▶ _EXERCISE DESCRIPTION_:
According to the profile of Secret Circuit below, what is the name of Eddie Ruscha Jr.'s disco-edit project?

▶ _EXERCISE PASSAGE_:
• • • • • • •

Photo: Cali DeWitt
Every week or thereabouts, Mutant Dance Moves takes you to the shadowy corners of the dancefloor and the fringes of contemporary electronic music, where new strains and dance moves are evolving.
The laboratory that houses the producer known as Secret Circuit lies within sight of the Silverlake Reservoir in Los Angeles. From the rooftop, one can glimpse its shimmering surface, but it’s in the garage that the music of Secret Circuit sputzes and gurgles to life. The work of one Eddie Ruscha Jr. (yes, his father is the famed West Coast pop artist), for years the project was truly a mystery, with only micro-editions of cassettes making the rounds among Californian aficionados. His previous recording project, The Laughing Light of Plenty, cut one beatific dance single called “The Rose” that instantly went out of print and purportedly released a full-length album as well (though I defy you to find a copy). Just this past month though, New York’s Beats in Space label (an offshoot of the massively influential dance music radio show that broadcasts on WNYC every Tuesday night) released Ruscha’s first dance single under that name, letting many more adventurous listeners in on the secret.
“I have massive amounts of music I made over the years,” Ruscha tells me as we navigate his studio-cum-sonic playground. “There’s days of Secret Circuit music.” A wall of records guaranteed to make even an Amoeba Music buyer squeamish stretches the length of the converted garage. On the other walls hang a jumble of ephemera: Bollywood movie posters, abstract paintings, turn-of-the-century photographs from African villages, a Sun Ra flyer, mostly scored from thrift stores (it makes sense that Ruscha’s disco-edit project is called “Thriftcotheque,” suggesting both Playboy bunnies and dust bunnies). Along with some primitive drum machines, there’s also a little wooden box with plastic buttons on a nearby desk. Ruscha turns it on so that an analog arpeggio snakes through the room. “I like to take out with me on hikes,” he giggles, fingering a little melody before switching it back off.

• • • • • • •

▶ _INPUT DATA_:
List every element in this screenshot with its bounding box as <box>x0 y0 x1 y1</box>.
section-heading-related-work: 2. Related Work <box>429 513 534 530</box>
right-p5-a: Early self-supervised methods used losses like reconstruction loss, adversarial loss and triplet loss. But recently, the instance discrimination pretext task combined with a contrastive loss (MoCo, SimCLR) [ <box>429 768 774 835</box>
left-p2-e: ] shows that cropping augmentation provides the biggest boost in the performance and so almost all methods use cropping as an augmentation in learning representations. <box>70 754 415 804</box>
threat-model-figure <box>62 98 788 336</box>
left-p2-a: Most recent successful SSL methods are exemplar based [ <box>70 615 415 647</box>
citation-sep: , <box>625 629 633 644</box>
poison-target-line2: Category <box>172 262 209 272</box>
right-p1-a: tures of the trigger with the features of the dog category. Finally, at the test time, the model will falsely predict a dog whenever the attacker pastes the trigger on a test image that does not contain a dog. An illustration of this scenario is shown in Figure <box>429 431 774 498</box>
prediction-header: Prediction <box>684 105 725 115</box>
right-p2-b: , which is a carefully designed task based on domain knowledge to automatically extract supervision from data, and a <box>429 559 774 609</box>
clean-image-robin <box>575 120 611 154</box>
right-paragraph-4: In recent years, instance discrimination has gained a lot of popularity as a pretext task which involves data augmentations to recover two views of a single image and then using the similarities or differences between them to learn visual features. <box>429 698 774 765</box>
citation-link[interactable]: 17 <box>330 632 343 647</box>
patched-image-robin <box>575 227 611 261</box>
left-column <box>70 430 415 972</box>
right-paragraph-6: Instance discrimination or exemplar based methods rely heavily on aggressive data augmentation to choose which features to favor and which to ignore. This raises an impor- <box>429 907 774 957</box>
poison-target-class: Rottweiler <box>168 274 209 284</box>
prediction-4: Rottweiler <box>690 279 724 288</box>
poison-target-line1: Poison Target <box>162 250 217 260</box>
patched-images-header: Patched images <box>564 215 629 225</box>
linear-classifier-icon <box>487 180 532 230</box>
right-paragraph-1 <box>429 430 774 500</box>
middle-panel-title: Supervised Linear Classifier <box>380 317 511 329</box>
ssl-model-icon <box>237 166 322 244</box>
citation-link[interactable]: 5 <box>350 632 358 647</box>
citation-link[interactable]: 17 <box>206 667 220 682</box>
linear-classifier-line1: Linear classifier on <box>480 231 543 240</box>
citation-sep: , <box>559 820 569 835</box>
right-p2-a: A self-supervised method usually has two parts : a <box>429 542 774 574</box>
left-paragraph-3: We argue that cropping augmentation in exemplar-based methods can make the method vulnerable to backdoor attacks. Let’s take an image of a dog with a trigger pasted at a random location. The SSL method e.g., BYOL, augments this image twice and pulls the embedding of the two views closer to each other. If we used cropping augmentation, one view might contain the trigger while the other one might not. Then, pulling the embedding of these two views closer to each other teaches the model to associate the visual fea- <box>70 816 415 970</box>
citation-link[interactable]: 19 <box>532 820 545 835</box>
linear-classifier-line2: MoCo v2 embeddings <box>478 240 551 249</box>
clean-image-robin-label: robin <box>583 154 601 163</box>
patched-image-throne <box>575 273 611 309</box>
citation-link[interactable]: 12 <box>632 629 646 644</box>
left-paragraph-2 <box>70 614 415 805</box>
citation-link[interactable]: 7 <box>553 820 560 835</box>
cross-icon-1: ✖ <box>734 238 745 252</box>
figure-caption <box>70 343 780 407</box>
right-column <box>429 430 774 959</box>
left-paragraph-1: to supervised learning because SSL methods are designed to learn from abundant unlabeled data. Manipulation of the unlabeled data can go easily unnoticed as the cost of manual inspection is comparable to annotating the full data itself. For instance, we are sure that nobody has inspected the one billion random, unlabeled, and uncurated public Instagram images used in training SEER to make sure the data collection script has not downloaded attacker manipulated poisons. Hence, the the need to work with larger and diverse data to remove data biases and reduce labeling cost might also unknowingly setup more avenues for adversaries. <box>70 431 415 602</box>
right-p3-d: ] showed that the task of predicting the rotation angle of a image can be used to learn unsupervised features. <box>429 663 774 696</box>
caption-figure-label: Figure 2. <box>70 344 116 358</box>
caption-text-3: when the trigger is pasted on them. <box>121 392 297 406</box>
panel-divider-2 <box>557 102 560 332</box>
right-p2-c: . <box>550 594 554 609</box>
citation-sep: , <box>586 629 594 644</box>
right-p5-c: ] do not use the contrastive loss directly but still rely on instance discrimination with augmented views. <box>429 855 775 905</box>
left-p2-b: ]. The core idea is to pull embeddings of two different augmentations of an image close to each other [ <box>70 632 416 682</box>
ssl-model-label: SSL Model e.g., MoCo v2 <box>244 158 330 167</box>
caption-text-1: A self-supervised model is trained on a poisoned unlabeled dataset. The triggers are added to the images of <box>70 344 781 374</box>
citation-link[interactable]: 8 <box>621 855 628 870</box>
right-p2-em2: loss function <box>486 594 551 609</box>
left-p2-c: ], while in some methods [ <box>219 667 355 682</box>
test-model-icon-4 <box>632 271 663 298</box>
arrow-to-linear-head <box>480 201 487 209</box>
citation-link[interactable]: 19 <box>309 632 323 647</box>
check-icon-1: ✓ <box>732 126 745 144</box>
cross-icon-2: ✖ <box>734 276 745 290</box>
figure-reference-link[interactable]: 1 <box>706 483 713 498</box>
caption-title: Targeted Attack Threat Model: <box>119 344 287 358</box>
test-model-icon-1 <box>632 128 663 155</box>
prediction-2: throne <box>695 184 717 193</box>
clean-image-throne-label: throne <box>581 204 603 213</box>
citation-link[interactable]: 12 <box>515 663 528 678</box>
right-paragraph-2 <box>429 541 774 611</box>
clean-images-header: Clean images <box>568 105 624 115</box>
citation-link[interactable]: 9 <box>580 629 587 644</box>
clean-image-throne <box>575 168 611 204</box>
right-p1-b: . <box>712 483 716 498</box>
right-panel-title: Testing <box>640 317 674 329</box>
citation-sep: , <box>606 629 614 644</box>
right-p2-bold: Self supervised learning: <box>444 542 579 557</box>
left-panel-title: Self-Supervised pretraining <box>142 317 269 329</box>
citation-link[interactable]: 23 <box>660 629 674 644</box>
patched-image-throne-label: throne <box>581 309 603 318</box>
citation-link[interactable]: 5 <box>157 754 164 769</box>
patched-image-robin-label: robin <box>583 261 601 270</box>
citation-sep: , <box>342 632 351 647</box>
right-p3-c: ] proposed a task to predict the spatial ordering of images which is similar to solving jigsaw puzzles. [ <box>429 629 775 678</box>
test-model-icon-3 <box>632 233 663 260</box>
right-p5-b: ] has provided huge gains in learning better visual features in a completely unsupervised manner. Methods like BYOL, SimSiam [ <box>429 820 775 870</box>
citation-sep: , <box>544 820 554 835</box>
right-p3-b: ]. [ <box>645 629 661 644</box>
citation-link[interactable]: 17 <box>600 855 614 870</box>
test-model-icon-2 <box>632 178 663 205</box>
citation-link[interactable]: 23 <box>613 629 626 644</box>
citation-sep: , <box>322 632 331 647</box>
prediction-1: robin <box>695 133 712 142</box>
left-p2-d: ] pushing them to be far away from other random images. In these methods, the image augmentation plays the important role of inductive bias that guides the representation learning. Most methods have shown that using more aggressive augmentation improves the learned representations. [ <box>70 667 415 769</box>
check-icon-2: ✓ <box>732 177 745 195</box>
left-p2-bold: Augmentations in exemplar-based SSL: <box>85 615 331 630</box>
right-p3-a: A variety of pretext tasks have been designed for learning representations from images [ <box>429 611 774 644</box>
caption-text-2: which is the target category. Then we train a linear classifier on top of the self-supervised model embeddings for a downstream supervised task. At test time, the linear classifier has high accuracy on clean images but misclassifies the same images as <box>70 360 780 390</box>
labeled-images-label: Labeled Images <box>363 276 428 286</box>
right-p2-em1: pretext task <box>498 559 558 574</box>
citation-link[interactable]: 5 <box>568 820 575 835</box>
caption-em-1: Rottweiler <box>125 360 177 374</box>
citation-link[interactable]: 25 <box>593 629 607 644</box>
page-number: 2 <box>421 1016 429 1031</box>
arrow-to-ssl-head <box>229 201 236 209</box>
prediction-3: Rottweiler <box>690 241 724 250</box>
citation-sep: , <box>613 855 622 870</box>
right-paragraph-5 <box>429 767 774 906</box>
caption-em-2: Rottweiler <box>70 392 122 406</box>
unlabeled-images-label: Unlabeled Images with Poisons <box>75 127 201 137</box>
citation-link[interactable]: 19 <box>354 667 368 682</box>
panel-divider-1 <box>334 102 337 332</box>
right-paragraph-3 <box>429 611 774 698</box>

• • • • • • •

▶ _EXERCISE ANSWER_:
Thriftcotheque